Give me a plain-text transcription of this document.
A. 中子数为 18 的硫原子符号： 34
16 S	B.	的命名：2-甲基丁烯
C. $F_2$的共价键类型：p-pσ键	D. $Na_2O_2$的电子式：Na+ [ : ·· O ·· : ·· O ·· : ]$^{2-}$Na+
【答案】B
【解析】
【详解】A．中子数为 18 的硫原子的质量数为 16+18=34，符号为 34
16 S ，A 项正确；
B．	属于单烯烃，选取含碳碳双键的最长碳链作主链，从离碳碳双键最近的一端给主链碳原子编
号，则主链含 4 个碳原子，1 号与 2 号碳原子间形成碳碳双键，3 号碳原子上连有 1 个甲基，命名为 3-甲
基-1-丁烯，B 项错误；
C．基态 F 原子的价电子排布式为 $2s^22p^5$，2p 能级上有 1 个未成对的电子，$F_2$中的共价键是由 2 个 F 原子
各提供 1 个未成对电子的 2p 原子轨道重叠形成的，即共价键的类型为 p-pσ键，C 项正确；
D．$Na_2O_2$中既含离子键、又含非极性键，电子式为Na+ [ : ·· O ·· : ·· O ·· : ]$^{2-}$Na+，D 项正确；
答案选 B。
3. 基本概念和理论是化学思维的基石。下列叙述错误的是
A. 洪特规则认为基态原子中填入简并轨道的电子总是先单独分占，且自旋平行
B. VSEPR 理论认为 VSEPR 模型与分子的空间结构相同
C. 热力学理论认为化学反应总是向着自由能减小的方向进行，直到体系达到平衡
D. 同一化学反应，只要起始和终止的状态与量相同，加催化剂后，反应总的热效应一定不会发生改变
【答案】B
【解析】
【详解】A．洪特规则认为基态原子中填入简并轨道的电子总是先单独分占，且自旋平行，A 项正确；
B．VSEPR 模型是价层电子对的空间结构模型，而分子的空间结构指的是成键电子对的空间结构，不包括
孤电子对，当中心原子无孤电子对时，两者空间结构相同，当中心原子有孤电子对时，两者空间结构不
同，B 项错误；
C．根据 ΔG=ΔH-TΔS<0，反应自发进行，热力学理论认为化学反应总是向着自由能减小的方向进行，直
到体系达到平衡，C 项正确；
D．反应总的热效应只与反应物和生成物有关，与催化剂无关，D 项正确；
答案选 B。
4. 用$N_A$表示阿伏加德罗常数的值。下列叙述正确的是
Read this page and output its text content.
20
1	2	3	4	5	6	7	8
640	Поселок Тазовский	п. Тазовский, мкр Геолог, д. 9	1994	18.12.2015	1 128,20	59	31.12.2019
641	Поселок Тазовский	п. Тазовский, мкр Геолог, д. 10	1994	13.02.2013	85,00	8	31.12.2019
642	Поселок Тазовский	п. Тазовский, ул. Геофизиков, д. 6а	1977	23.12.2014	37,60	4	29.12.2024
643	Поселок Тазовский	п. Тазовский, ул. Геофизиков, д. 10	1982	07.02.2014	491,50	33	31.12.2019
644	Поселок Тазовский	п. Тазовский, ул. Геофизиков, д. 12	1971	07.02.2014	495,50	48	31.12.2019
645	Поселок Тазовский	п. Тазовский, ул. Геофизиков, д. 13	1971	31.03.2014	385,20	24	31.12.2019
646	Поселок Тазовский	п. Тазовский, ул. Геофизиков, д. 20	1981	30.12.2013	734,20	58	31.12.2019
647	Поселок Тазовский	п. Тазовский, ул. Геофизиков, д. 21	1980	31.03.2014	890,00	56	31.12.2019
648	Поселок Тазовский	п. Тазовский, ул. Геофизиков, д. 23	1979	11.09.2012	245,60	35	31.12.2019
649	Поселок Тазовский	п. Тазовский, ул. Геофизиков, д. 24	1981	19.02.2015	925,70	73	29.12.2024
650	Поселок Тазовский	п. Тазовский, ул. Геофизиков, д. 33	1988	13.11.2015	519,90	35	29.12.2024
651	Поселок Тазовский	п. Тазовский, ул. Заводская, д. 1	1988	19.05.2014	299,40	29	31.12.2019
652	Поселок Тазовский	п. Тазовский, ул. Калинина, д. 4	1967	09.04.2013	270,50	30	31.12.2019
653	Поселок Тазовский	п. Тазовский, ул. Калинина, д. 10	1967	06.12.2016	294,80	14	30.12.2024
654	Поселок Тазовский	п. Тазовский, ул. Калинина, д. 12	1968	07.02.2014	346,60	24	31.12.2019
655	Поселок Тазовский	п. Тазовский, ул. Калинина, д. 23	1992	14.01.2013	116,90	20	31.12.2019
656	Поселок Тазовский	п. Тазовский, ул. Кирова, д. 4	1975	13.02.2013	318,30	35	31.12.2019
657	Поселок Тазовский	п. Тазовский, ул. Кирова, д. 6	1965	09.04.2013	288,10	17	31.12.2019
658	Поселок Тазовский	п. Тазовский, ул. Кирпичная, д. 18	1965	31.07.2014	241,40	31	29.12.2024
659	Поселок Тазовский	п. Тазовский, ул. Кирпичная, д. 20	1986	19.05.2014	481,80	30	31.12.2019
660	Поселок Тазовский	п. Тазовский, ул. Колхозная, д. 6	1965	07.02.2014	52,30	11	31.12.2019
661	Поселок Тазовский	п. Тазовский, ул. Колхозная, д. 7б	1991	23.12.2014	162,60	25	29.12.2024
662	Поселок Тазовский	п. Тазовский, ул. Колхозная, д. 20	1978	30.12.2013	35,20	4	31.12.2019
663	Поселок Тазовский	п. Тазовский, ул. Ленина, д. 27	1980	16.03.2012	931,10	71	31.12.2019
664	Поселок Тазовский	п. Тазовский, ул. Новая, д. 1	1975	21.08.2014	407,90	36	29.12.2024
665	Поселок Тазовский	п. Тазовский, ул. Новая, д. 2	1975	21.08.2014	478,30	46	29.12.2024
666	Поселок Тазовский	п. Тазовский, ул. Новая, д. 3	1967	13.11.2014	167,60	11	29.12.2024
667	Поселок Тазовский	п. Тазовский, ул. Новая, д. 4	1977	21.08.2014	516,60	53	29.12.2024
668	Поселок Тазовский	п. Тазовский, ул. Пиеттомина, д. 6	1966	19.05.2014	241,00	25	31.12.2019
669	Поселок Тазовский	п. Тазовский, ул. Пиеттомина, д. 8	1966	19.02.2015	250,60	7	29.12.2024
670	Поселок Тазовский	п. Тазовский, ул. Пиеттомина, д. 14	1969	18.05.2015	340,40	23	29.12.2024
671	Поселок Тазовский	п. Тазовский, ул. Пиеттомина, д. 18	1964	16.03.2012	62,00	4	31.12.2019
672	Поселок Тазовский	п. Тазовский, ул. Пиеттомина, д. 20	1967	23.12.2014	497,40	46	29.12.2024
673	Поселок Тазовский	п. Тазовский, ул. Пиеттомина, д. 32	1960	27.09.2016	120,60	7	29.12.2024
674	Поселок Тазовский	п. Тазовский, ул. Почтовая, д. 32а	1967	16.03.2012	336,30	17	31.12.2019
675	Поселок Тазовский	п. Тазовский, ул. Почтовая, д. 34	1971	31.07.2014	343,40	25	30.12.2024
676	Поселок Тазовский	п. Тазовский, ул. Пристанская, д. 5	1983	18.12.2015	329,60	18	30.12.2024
§ §
Problem statement ::
Restate the whole of the material exactly.

Result below ::
Give me a plain-text transcription of this document.
A. 中子数为 18 的硫原子符号： 34
16 S	B.	的命名：2-甲基丁烯
C. $F_2$的共价键类型：p-pσ键	D. $Na_2O_2$的电子式：Na+ [ : ·· O ·· : ·· O ·· : ]$^{2-}$Na+
【答案】B
【解析】
【详解】A．中子数为 18 的硫原子的质量数为 16+18=34，符号为 34
16 S ，A 项正确；
B．	属于单烯烃，选取含碳碳双键的最长碳链作主链，从离碳碳双键最近的一端给主链碳原子编
号，则主链含 4 个碳原子，1 号与 2 号碳原子间形成碳碳双键，3 号碳原子上连有 1 个甲基，命名为 3-甲
基-1-丁烯，B 项错误；
C．基态 F 原子的价电子排布式为 $2s^22p^5$，2p 能级上有 1 个未成对的电子，$F_2$中的共价键是由 2 个 F 原子
各提供 1 个未成对电子的 2p 原子轨道重叠形成的，即共价键的类型为 p-pσ键，C 项正确；
D．$Na_2O_2$中既含离子键、又含非极性键，电子式为Na+ [ : ·· O ·· : ·· O ·· : ]$^{2-}$Na+，D 项正确；
答案选 B。
3. 基本概念和理论是化学思维的基石。下列叙述错误的是
A. 洪特规则认为基态原子中填入简并轨道的电子总是先单独分占，且自旋平行
B. VSEPR 理论认为 VSEPR 模型与分子的空间结构相同
C. 热力学理论认为化学反应总是向着自由能减小的方向进行，直到体系达到平衡
D. 同一化学反应，只要起始和终止的状态与量相同，加催化剂后，反应总的热效应一定不会发生改变
【答案】B
【解析】
【详解】A．洪特规则认为基态原子中填入简并轨道的电子总是先单独分占，且自旋平行，A 项正确；
B．VSEPR 模型是价层电子对的空间结构模型，而分子的空间结构指的是成键电子对的空间结构，不包括
孤电子对，当中心原子无孤电子对时，两者空间结构相同，当中心原子有孤电子对时，两者空间结构不
同，B 项错误；
C．根据 ΔG=ΔH-TΔS<0，反应自发进行，热力学理论认为化学反应总是向着自由能减小的方向进行，直
到体系达到平衡，C 项正确；
D．反应总的热效应只与反应物和生成物有关，与催化剂无关，D 项正确；
答案选 B。
4. 用$N_A$表示阿伏加德罗常数的值。下列叙述正确的是
Read this page and output its text content.
20
1	2	3	4	5	6	7	8
640	Поселок Тазовский	п. Тазовский, мкр Геолог, д. 9	1994	18.12.2015	1 128,20	59	31.12.2019
641	Поселок Тазовский	п. Тазовский, мкр Геолог, д. 10	1994	13.02.2013	85,00	8	31.12.2019
642	Поселок Тазовский	п. Тазовский, ул. Геофизиков, д. 6а	1977	23.12.2014	37,60	4	29.12.2024
643	Поселок Тазовский	п. Тазовский, ул. Геофизиков, д. 10	1982	07.02.2014	491,50	33	31.12.2019
644	Поселок Тазовский	п. Тазовский, ул. Геофизиков, д. 12	1971	07.02.2014	495,50	48	31.12.2019
645	Поселок Тазовский	п. Тазовский, ул. Геофизиков, д. 13	1971	31.03.2014	385,20	24	31.12.2019
646	Поселок Тазовский	п. Тазовский, ул. Геофизиков, д. 20	1981	30.12.2013	734,20	58	31.12.2019
647	Поселок Тазовский	п. Тазовский, ул. Геофизиков, д. 21	1980	31.03.2014	890,00	56	31.12.2019
648	Поселок Тазовский	п. Тазовский, ул. Геофизиков, д. 23	1979	11.09.2012	245,60	35	31.12.2019
649	Поселок Тазовский	п. Тазовский, ул. Геофизиков, д. 24	1981	19.02.2015	925,70	73	29.12.2024
650	Поселок Тазовский	п. Тазовский, ул. Геофизиков, д. 33	1988	13.11.2015	519,90	35	29.12.2024
651	Поселок Тазовский	п. Тазовский, ул. Заводская, д. 1	1988	19.05.2014	299,40	29	31.12.2019
652	Поселок Тазовский	п. Тазовский, ул. Калинина, д. 4	1967	09.04.2013	270,50	30	31.12.2019
653	Поселок Тазовский	п. Тазовский, ул. Калинина, д. 10	1967	06.12.2016	294,80	14	30.12.2024
654	Поселок Тазовский	п. Тазовский, ул. Калинина, д. 12	1968	07.02.2014	346,60	24	31.12.2019
655	Поселок Тазовский	п. Тазовский, ул. Калинина, д. 23	1992	14.01.2013	116,90	20	31.12.2019
656	Поселок Тазовский	п. Тазовский, ул. Кирова, д. 4	1975	13.02.2013	318,30	35	31.12.2019
657	Поселок Тазовский	п. Тазовский, ул. Кирова, д. 6	1965	09.04.2013	288,10	17	31.12.2019
658	Поселок Тазовский	п. Тазовский, ул. Кирпичная, д. 18	1965	31.07.2014	241,40	31	29.12.2024
659	Поселок Тазовский	п. Тазовский, ул. Кирпичная, д. 20	1986	19.05.2014	481,80	30	31.12.2019
660	Поселок Тазовский	п. Тазовский, ул. Колхозная, д. 6	1965	07.02.2014	52,30	11	31.12.2019
661	Поселок Тазовский	п. Тазовский, ул. Колхозная, д. 7б	1991	23.12.2014	162,60	25	29.12.2024
662	Поселок Тазовский	п. Тазовский, ул. Колхозная, д. 20	1978	30.12.2013	35,20	4	31.12.2019
663	Поселок Тазовский	п. Тазовский, ул. Ленина, д. 27	1980	16.03.2012	931,10	71	31.12.2019
664	Поселок Тазовский	п. Тазовский, ул. Новая, д. 1	1975	21.08.2014	407,90	36	29.12.2024
665	Поселок Тазовский	п. Тазовский, ул. Новая, д. 2	1975	21.08.2014	478,30	46	29.12.2024
666	Поселок Тазовский	п. Тазовский, ул. Новая, д. 3	1967	13.11.2014	167,60	11	29.12.2024
667	Поселок Тазовский	п. Тазовский, ул. Новая, д. 4	1977	21.08.2014	516,60	53	29.12.2024
668	Поселок Тазовский	п. Тазовский, ул. Пиеттомина, д. 6	1966	19.05.2014	241,00	25	31.12.2019
669	Поселок Тазовский	п. Тазовский, ул. Пиеттомина, д. 8	1966	19.02.2015	250,60	7	29.12.2024
670	Поселок Тазовский	п. Тазовский, ул. Пиеттомина, д. 14	1969	18.05.2015	340,40	23	29.12.2024
671	Поселок Тазовский	п. Тазовский, ул. Пиеттомина, д. 18	1964	16.03.2012	62,00	4	31.12.2019
672	Поселок Тазовский	п. Тазовский, ул. Пиеттомина, д. 20	1967	23.12.2014	497,40	46	29.12.2024
673	Поселок Тазовский	п. Тазовский, ул. Пиеттомина, д. 32	1960	27.09.2016	120,60	7	29.12.2024
674	Поселок Тазовский	п. Тазовский, ул. Почтовая, д. 32а	1967	16.03.2012	336,30	17	31.12.2019
675	Поселок Тазовский	п. Тазовский, ул. Почтовая, д. 34	1971	31.07.2014	343,40	25	30.12.2024
676	Поселок Тазовский	п. Тазовский, ул. Пристанская, д. 5	1983	18.12.2015	329,60	18	30.12.2024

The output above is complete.